▸ TASK REQUIREMENTS: Give every entry again, word for word and in full.

▸ DATASET RECORDS:
==========
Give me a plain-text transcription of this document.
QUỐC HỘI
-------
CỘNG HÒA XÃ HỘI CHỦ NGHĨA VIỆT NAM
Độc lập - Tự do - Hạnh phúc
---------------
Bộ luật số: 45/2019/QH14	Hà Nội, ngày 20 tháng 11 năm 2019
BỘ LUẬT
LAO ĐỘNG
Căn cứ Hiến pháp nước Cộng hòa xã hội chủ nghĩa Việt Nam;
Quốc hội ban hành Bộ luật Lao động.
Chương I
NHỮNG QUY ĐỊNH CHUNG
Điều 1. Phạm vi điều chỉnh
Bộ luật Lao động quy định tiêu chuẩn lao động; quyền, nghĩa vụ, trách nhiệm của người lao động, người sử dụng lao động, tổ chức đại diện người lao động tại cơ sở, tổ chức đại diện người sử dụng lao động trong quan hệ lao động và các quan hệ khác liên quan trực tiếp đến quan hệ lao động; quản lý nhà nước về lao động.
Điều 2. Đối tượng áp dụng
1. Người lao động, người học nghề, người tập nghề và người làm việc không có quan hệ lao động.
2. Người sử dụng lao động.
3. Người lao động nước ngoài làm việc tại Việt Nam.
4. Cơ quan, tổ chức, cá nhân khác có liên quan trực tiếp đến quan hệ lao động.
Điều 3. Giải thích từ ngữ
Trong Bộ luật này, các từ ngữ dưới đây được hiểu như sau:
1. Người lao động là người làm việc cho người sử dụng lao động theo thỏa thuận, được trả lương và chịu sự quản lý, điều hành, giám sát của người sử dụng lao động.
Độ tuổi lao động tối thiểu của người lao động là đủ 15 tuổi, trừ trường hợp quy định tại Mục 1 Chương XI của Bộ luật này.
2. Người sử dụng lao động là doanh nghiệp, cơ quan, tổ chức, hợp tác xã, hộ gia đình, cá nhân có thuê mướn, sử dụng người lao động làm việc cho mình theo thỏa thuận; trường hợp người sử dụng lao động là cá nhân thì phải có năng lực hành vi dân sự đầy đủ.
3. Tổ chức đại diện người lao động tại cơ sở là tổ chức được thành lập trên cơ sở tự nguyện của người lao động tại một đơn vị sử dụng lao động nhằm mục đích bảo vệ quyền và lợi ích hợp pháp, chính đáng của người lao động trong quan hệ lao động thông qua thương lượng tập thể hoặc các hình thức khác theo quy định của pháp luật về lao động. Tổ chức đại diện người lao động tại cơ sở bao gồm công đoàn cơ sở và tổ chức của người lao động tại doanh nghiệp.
==========
▸ COMPLETE OUTPUT:
Give me a plain-text transcription of this document.
QUỐC HỘI
-------
CỘNG HÒA XÃ HỘI CHỦ NGHĨA VIỆT NAM
Độc lập - Tự do - Hạnh phúc
---------------
Bộ luật số: 45/2019/QH14	Hà Nội, ngày 20 tháng 11 năm 2019
BỘ LUẬT
LAO ĐỘNG
Căn cứ Hiến pháp nước Cộng hòa xã hội chủ nghĩa Việt Nam;
Quốc hội ban hành Bộ luật Lao động.
Chương I
NHỮNG QUY ĐỊNH CHUNG
Điều 1. Phạm vi điều chỉnh
Bộ luật Lao động quy định tiêu chuẩn lao động; quyền, nghĩa vụ, trách nhiệm của người lao động, người sử dụng lao động, tổ chức đại diện người lao động tại cơ sở, tổ chức đại diện người sử dụng lao động trong quan hệ lao động và các quan hệ khác liên quan trực tiếp đến quan hệ lao động; quản lý nhà nước về lao động.
Điều 2. Đối tượng áp dụng
1. Người lao động, người học nghề, người tập nghề và người làm việc không có quan hệ lao động.
2. Người sử dụng lao động.
3. Người lao động nước ngoài làm việc tại Việt Nam.
4. Cơ quan, tổ chức, cá nhân khác có liên quan trực tiếp đến quan hệ lao động.
Điều 3. Giải thích từ ngữ
Trong Bộ luật này, các từ ngữ dưới đây được hiểu như sau:
1. Người lao động là người làm việc cho người sử dụng lao động theo thỏa thuận, được trả lương và chịu sự quản lý, điều hành, giám sát của người sử dụng lao động.
Độ tuổi lao động tối thiểu của người lao động là đủ 15 tuổi, trừ trường hợp quy định tại Mục 1 Chương XI của Bộ luật này.
2. Người sử dụng lao động là doanh nghiệp, cơ quan, tổ chức, hợp tác xã, hộ gia đình, cá nhân có thuê mướn, sử dụng người lao động làm việc cho mình theo thỏa thuận; trường hợp người sử dụng lao động là cá nhân thì phải có năng lực hành vi dân sự đầy đủ.
3. Tổ chức đại diện người lao động tại cơ sở là tổ chức được thành lập trên cơ sở tự nguyện của người lao động tại một đơn vị sử dụng lao động nhằm mục đích bảo vệ quyền và lợi ích hợp pháp, chính đáng của người lao động trong quan hệ lao động thông qua thương lượng tập thể hoặc các hình thức khác theo quy định của pháp luật về lao động. Tổ chức đại diện người lao động tại cơ sở bao gồm công đoàn cơ sở và tổ chức của người lao động tại doanh nghiệp.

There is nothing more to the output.